# Written instruction
Extract each line of the material that follows exactly and omit its pictures.

# Records to use
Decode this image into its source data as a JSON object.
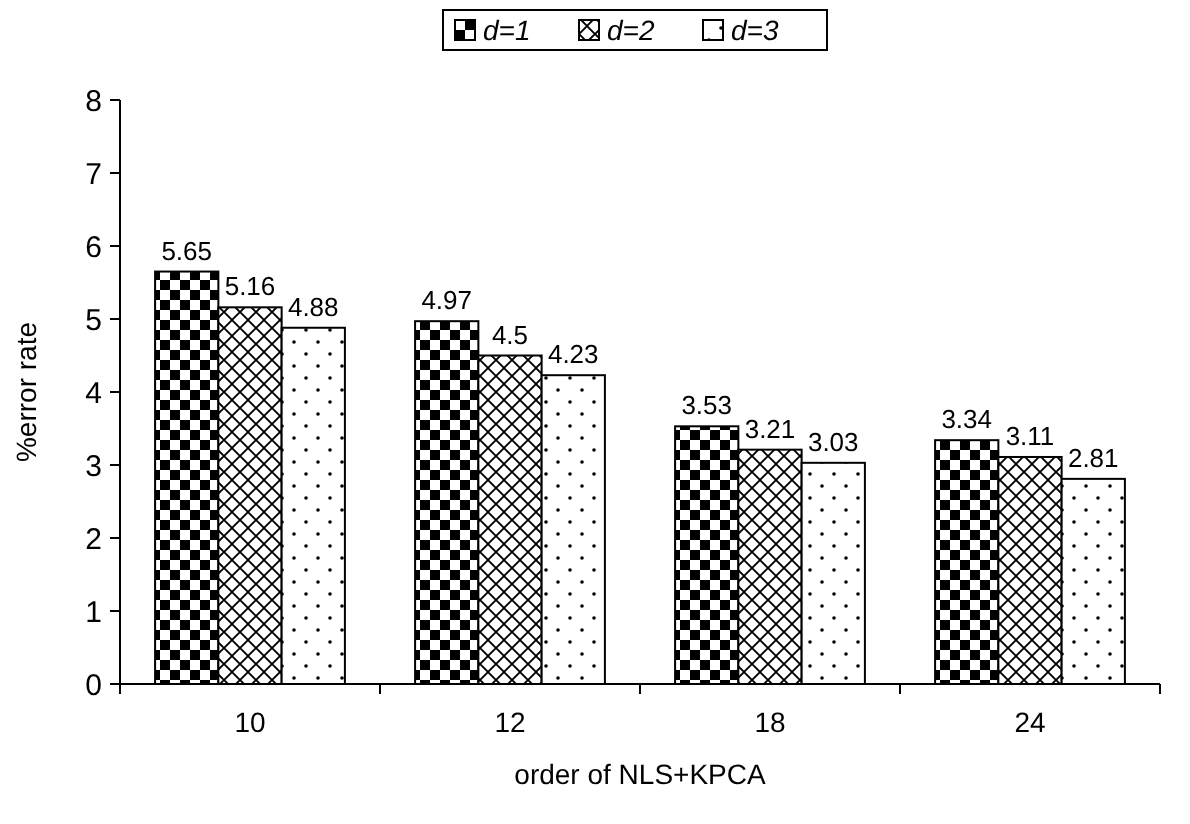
{
  "chart_data": {
    "type": "bar",
    "xlabel": "order of NLS+KPCA",
    "ylabel": "%error rate",
    "categories": [
      "10",
      "12",
      "18",
      "24"
    ],
    "series": [
      {
        "name": "d=1",
        "color": "#000000",
        "values": [
          5.65,
          4.97,
          3.53,
          3.34
        ]
      },
      {
        "name": "d=2",
        "color": "#000000",
        "values": [
          5.16,
          4.5,
          3.21,
          3.11
        ]
      },
      {
        "name": "d=3",
        "color": "#000000",
        "values": [
          4.88,
          4.23,
          3.03,
          2.81
        ]
      }
    ],
    "ylim": [
      0,
      8
    ],
    "yticks": [
      0,
      1,
      2,
      3,
      4,
      5,
      6,
      7,
      8
    ],
    "data_labels": true,
    "legend": "top",
    "grid": false
  }
}
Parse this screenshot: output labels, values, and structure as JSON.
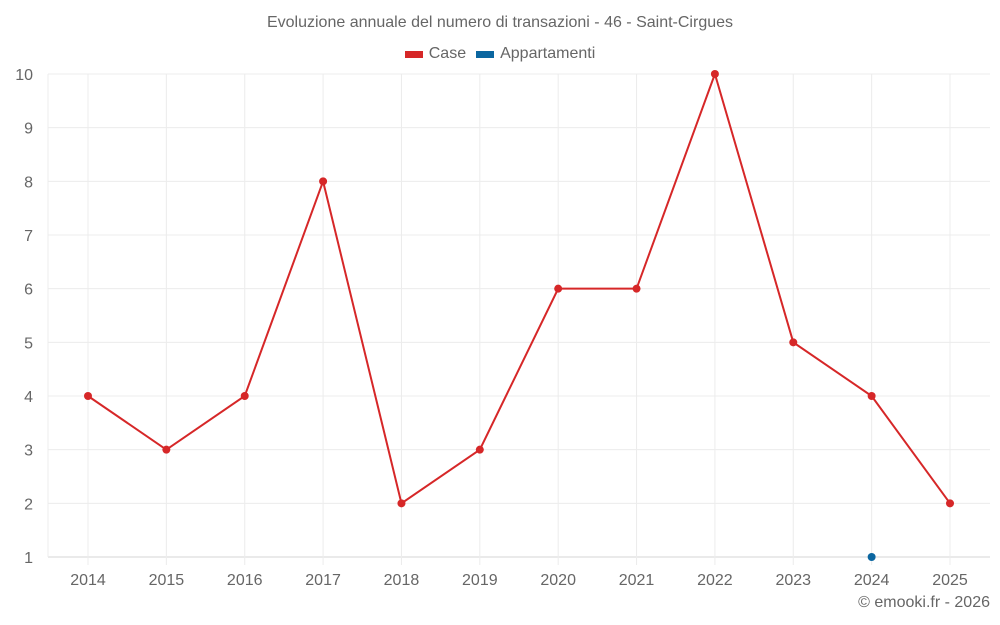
{
  "chart_data": {
    "type": "line",
    "title": "Evoluzione annuale del numero di transazioni - 46 - Saint-Cirgues",
    "xlabel": "",
    "ylabel": "",
    "categories": [
      "2014",
      "2015",
      "2016",
      "2017",
      "2018",
      "2019",
      "2020",
      "2021",
      "2022",
      "2023",
      "2024",
      "2025"
    ],
    "series": [
      {
        "name": "Case",
        "color": "#d62728",
        "values": [
          4,
          3,
          4,
          8,
          2,
          3,
          6,
          6,
          10,
          5,
          4,
          2
        ]
      },
      {
        "name": "Appartamenti",
        "color": "#0b66a0",
        "values": [
          null,
          null,
          null,
          null,
          null,
          null,
          null,
          null,
          null,
          null,
          1,
          null
        ]
      }
    ],
    "ylim": [
      1,
      10
    ],
    "yticks": [
      1,
      2,
      3,
      4,
      5,
      6,
      7,
      8,
      9,
      10
    ],
    "grid": true,
    "legend_position": "top"
  },
  "header": {
    "title": "Evoluzione annuale del numero di transazioni - 46 - Saint-Cirgues"
  },
  "legend": {
    "items": [
      {
        "label": "Case",
        "color": "#d62728"
      },
      {
        "label": "Appartamenti",
        "color": "#0b66a0"
      }
    ]
  },
  "footer": {
    "credit": "© emooki.fr - 2026"
  }
}
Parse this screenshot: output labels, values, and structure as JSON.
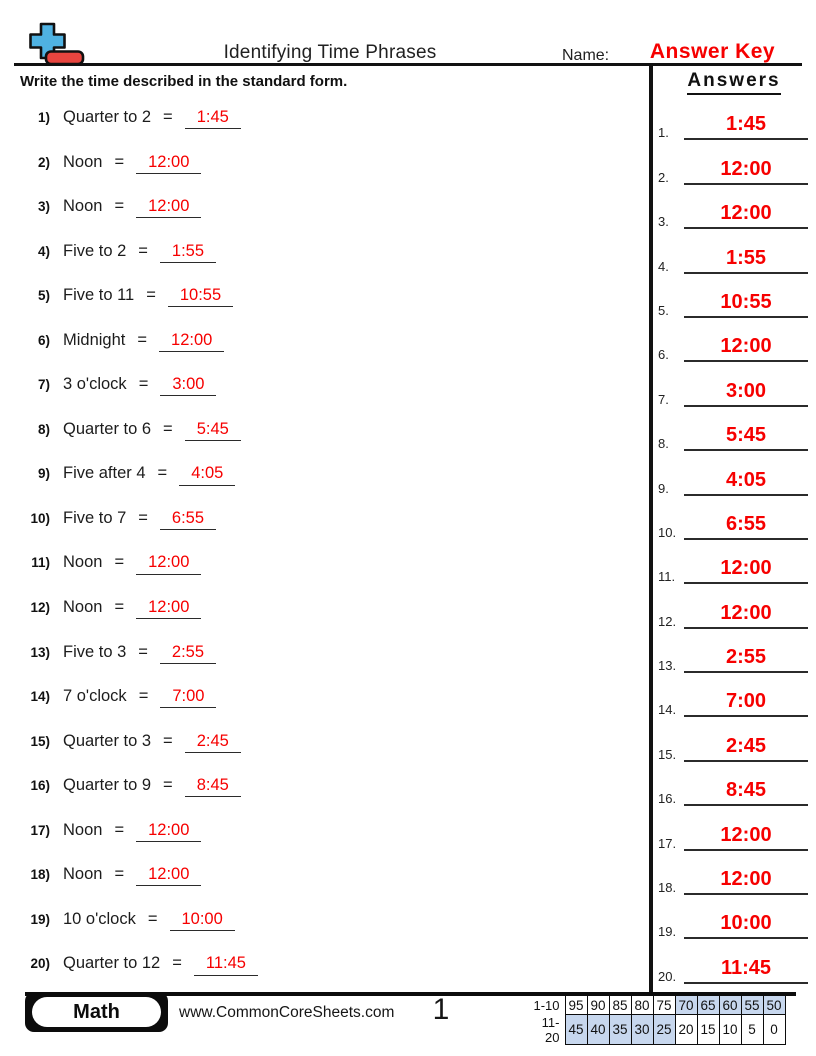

# Exercise solution
Decode this image into its source data as a JSON object.
{
  "chart_data": {
    "type": "bar",
    "xlabel": "order of NLS+KPCA",
    "ylabel": "%error rate",
    "categories": [
      "10",
      "12",
      "18",
      "24"
    ],
    "series": [
      {
        "name": "d=1",
        "color": "#000000",
        "values": [
          5.65,
          4.97,
          3.53,
          3.34
        ]
      },
      {
        "name": "d=2",
        "color": "#000000",
        "values": [
          5.16,
          4.5,
          3.21,
          3.11
        ]
      },
      {
        "name": "d=3",
        "color": "#000000",
        "values": [
          4.88,
          4.23,
          3.03,
          2.81
        ]
      }
    ],
    "ylim": [
      0,
      8
    ],
    "yticks": [
      0,
      1,
      2,
      3,
      4,
      5,
      6,
      7,
      8
    ],
    "data_labels": true,
    "legend": "top",
    "grid": false
  }
}
Parse this screenshot: output labels, values, and structure as JSON.
{
  "chart_data": {
    "type": "line",
    "title": "Evoluzione annuale del numero di transazioni - 46 - Saint-Cirgues",
    "xlabel": "",
    "ylabel": "",
    "categories": [
      "2014",
      "2015",
      "2016",
      "2017",
      "2018",
      "2019",
      "2020",
      "2021",
      "2022",
      "2023",
      "2024",
      "2025"
    ],
    "series": [
      {
        "name": "Case",
        "color": "#d62728",
        "values": [
          4,
          3,
          4,
          8,
          2,
          3,
          6,
          6,
          10,
          5,
          4,
          2
        ]
      },
      {
        "name": "Appartamenti",
        "color": "#0b66a0",
        "values": [
          null,
          null,
          null,
          null,
          null,
          null,
          null,
          null,
          null,
          null,
          1,
          null
        ]
      }
    ],
    "ylim": [
      1,
      10
    ],
    "yticks": [
      1,
      2,
      3,
      4,
      5,
      6,
      7,
      8,
      9,
      10
    ],
    "grid": true,
    "legend_position": "top"
  },
  "header": {
    "title": "Evoluzione annuale del numero di transazioni - 46 - Saint-Cirgues"
  },
  "legend": {
    "items": [
      {
        "label": "Case",
        "color": "#d62728"
      },
      {
        "label": "Appartamenti",
        "color": "#0b66a0"
      }
    ]
  },
  "footer": {
    "credit": "© emooki.fr - 2026"
  }
}
Parse this screenshot: output labels, values, and structure as JSON.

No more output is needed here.